Gather all lines in the records below that include the word "series".

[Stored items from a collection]
▼

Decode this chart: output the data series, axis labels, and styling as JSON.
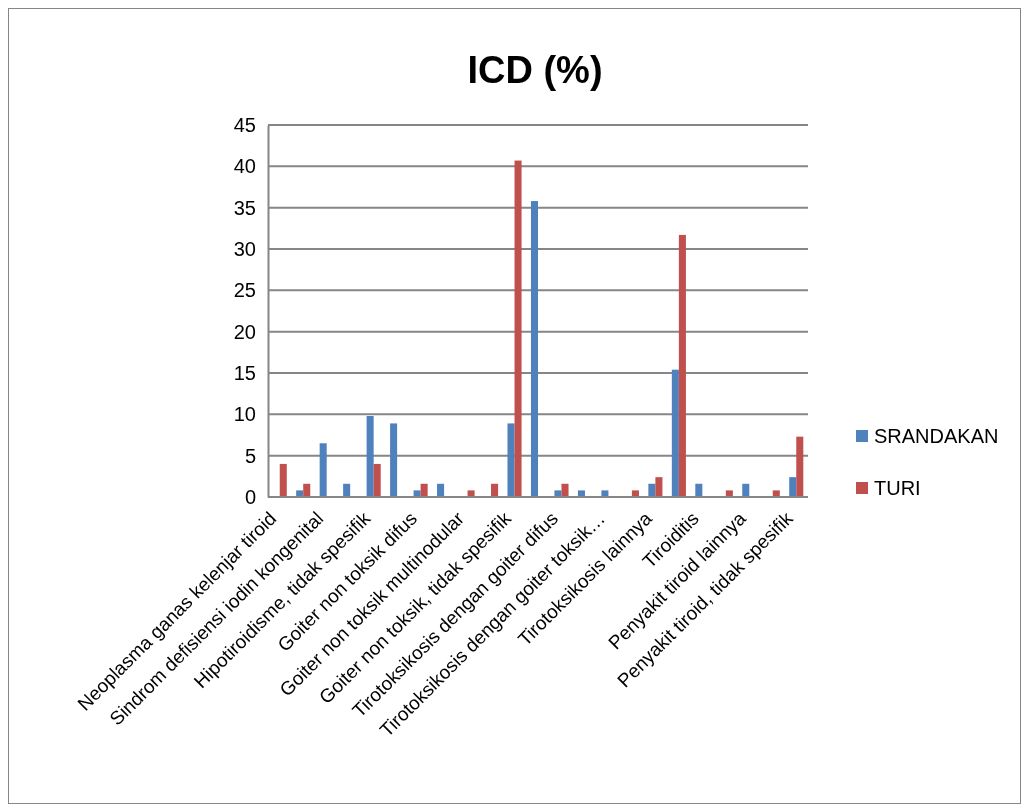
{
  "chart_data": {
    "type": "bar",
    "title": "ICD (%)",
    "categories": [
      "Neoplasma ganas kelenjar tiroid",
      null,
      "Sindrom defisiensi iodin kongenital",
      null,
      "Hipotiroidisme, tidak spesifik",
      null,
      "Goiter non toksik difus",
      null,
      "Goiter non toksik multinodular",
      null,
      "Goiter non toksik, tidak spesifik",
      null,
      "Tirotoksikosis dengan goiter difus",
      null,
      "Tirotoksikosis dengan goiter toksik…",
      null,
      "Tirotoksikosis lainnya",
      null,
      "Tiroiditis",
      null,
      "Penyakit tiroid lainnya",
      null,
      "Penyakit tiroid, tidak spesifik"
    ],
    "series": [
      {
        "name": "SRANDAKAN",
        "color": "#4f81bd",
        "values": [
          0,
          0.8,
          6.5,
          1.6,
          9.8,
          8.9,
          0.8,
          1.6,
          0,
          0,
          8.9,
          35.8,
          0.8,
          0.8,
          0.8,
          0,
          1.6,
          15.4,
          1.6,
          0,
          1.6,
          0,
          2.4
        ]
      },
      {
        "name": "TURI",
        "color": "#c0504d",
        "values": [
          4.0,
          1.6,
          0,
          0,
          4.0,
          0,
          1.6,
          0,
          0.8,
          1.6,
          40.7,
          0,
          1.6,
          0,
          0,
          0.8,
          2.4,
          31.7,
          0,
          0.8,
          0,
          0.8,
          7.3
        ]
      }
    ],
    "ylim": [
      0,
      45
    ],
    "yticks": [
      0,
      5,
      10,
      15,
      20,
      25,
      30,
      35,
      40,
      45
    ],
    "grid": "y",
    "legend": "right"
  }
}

▲

_Written answer_:
Decode this chart: output the data series, axis labels, and styling as JSON.
    "series": [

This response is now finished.